__What is needed__
Retype the listing that follows, exactly as written.

******************************

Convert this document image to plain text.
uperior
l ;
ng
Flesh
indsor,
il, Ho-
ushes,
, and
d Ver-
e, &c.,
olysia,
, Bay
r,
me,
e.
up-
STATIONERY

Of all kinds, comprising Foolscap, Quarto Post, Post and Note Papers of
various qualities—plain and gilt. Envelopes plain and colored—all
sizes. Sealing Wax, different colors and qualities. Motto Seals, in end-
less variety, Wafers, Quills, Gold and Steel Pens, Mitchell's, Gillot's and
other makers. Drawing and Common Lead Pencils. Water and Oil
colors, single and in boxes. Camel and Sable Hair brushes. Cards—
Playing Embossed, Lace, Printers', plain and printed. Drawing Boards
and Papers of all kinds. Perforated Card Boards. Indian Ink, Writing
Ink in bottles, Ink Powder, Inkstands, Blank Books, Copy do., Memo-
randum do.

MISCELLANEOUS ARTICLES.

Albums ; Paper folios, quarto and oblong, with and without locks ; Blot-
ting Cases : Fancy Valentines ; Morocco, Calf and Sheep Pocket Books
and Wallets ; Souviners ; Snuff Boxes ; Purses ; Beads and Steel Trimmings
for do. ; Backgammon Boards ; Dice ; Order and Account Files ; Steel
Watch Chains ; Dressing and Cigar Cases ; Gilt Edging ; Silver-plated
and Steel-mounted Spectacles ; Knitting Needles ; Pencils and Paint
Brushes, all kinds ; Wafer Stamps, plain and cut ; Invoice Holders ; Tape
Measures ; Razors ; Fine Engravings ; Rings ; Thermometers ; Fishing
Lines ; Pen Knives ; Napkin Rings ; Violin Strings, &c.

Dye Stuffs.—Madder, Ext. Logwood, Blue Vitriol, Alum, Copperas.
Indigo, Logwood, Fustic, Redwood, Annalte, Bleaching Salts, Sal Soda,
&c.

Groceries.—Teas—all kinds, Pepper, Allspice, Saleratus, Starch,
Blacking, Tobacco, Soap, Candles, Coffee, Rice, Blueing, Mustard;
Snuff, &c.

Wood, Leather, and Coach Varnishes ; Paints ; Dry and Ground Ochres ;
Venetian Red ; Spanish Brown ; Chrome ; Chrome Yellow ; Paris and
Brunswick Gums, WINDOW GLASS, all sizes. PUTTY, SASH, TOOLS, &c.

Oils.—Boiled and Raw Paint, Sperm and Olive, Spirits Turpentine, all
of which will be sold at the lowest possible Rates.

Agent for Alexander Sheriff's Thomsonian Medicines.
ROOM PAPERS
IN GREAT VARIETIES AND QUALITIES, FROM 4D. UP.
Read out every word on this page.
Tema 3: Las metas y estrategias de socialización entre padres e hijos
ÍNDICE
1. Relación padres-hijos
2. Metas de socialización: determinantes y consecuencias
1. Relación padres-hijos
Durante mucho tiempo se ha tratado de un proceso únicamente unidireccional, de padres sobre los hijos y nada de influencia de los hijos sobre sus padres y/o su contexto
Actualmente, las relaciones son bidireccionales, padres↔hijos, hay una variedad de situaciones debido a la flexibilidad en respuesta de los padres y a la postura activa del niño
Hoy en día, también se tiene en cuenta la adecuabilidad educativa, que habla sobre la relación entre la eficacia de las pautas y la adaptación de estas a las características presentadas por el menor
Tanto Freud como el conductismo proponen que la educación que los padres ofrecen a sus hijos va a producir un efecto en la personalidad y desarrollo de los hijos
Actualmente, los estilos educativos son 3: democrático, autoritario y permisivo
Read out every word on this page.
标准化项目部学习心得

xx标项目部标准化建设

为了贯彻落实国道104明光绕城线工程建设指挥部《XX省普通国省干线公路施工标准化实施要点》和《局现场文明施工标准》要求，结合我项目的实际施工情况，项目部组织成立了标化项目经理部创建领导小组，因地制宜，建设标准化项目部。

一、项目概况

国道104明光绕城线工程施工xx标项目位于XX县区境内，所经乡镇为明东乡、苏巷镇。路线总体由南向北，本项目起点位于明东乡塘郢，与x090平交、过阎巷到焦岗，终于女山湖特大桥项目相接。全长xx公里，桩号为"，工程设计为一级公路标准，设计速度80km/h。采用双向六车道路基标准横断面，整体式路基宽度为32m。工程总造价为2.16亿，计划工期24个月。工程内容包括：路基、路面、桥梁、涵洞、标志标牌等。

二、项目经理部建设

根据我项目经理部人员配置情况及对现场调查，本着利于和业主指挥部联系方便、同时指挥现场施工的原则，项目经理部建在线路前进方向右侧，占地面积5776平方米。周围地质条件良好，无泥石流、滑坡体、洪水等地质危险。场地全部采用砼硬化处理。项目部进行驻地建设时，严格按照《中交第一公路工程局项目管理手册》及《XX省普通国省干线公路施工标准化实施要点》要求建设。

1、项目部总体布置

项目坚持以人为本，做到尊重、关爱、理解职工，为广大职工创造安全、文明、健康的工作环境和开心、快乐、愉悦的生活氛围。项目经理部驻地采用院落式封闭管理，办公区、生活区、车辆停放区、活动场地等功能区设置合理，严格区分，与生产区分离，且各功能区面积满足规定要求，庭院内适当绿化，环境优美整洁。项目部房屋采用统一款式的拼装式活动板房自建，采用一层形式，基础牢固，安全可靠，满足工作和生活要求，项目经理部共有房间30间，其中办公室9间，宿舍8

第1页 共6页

******************************

__Task result__
Convert this document image to plain text.
uperior
l ;
ng
Flesh
indsor,
il, Ho-
ushes,
, and
d Ver-
e, &c.,
olysia,
, Bay
r,
me,
e.
up-
STATIONERY

Of all kinds, comprising Foolscap, Quarto Post, Post and Note Papers of
various qualities—plain and gilt. Envelopes plain and colored—all
sizes. Sealing Wax, different colors and qualities. Motto Seals, in end-
less variety, Wafers, Quills, Gold and Steel Pens, Mitchell's, Gillot's and
other makers. Drawing and Common Lead Pencils. Water and Oil
colors, single and in boxes. Camel and Sable Hair brushes. Cards—
Playing Embossed, Lace, Printers', plain and printed. Drawing Boards
and Papers of all kinds. Perforated Card Boards. Indian Ink, Writing
Ink in bottles, Ink Powder, Inkstands, Blank Books, Copy do., Memo-
randum do.

MISCELLANEOUS ARTICLES.

Albums ; Paper folios, quarto and oblong, with and without locks ; Blot-
ting Cases : Fancy Valentines ; Morocco, Calf and Sheep Pocket Books
and Wallets ; Souviners ; Snuff Boxes ; Purses ; Beads and Steel Trimmings
for do. ; Backgammon Boards ; Dice ; Order and Account Files ; Steel
Watch Chains ; Dressing and Cigar Cases ; Gilt Edging ; Silver-plated
and Steel-mounted Spectacles ; Knitting Needles ; Pencils and Paint
Brushes, all kinds ; Wafer Stamps, plain and cut ; Invoice Holders ; Tape
Measures ; Razors ; Fine Engravings ; Rings ; Thermometers ; Fishing
Lines ; Pen Knives ; Napkin Rings ; Violin Strings, &c.

Dye Stuffs.—Madder, Ext. Logwood, Blue Vitriol, Alum, Copperas.
Indigo, Logwood, Fustic, Redwood, Annalte, Bleaching Salts, Sal Soda,
&c.

Groceries.—Teas—all kinds, Pepper, Allspice, Saleratus, Starch,
Blacking, Tobacco, Soap, Candles, Coffee, Rice, Blueing, Mustard;
Snuff, &c.

Wood, Leather, and Coach Varnishes ; Paints ; Dry and Ground Ochres ;
Venetian Red ; Spanish Brown ; Chrome ; Chrome Yellow ; Paris and
Brunswick Gums, WINDOW GLASS, all sizes. PUTTY, SASH, TOOLS, &c.

Oils.—Boiled and Raw Paint, Sperm and Olive, Spirits Turpentine, all
of which will be sold at the lowest possible Rates.

Agent for Alexander Sheriff's Thomsonian Medicines.
ROOM PAPERS
IN GREAT VARIETIES AND QUALITIES, FROM 4D. UP.
Read out every word on this page.
Tema 3: Las metas y estrategias de socialización entre padres e hijos
ÍNDICE
1. Relación padres-hijos
2. Metas de socialización: determinantes y consecuencias
1. Relación padres-hijos
Durante mucho tiempo se ha tratado de un proceso únicamente unidireccional, de padres sobre los hijos y nada de influencia de los hijos sobre sus padres y/o su contexto
Actualmente, las relaciones son bidireccionales, padres↔hijos, hay una variedad de situaciones debido a la flexibilidad en respuesta de los padres y a la postura activa del niño
Hoy en día, también se tiene en cuenta la adecuabilidad educativa, que habla sobre la relación entre la eficacia de las pautas y la adaptación de estas a las características presentadas por el menor
Tanto Freud como el conductismo proponen que la educación que los padres ofrecen a sus hijos va a producir un efecto en la personalidad y desarrollo de los hijos
Actualmente, los estilos educativos son 3: democrático, autoritario y permisivo
Read out every word on this page.
标准化项目部学习心得

xx标项目部标准化建设

为了贯彻落实国道104明光绕城线工程建设指挥部《XX省普通国省干线公路施工标准化实施要点》和《局现场文明施工标准》要求，结合我项目的实际施工情况，项目部组织成立了标化项目经理部创建领导小组，因地制宜，建设标准化项目部。

一、项目概况

国道104明光绕城线工程施工xx标项目位于XX县区境内，所经乡镇为明东乡、苏巷镇。路线总体由南向北，本项目起点位于明东乡塘郢，与x090平交、过阎巷到焦岗，终于女山湖特大桥项目相接。全长xx公里，桩号为"，工程设计为一级公路标准，设计速度80km/h。采用双向六车道路基标准横断面，整体式路基宽度为32m。工程总造价为2.16亿，计划工期24个月。工程内容包括：路基、路面、桥梁、涵洞、标志标牌等。

二、项目经理部建设

根据我项目经理部人员配置情况及对现场调查，本着利于和业主指挥部联系方便、同时指挥现场施工的原则，项目经理部建在线路前进方向右侧，占地面积5776平方米。周围地质条件良好，无泥石流、滑坡体、洪水等地质危险。场地全部采用砼硬化处理。项目部进行驻地建设时，严格按照《中交第一公路工程局项目管理手册》及《XX省普通国省干线公路施工标准化实施要点》要求建设。

1、项目部总体布置

项目坚持以人为本，做到尊重、关爱、理解职工，为广大职工创造安全、文明、健康的工作环境和开心、快乐、愉悦的生活氛围。项目经理部驻地采用院落式封闭管理，办公区、生活区、车辆停放区、活动场地等功能区设置合理，严格区分，与生产区分离，且各功能区面积满足规定要求，庭院内适当绿化，环境优美整洁。项目部房屋采用统一款式的拼装式活动板房自建，采用一层形式，基础牢固，安全可靠，满足工作和生活要求，项目经理部共有房间30间，其中办公室9间，宿舍8

第1页 共6页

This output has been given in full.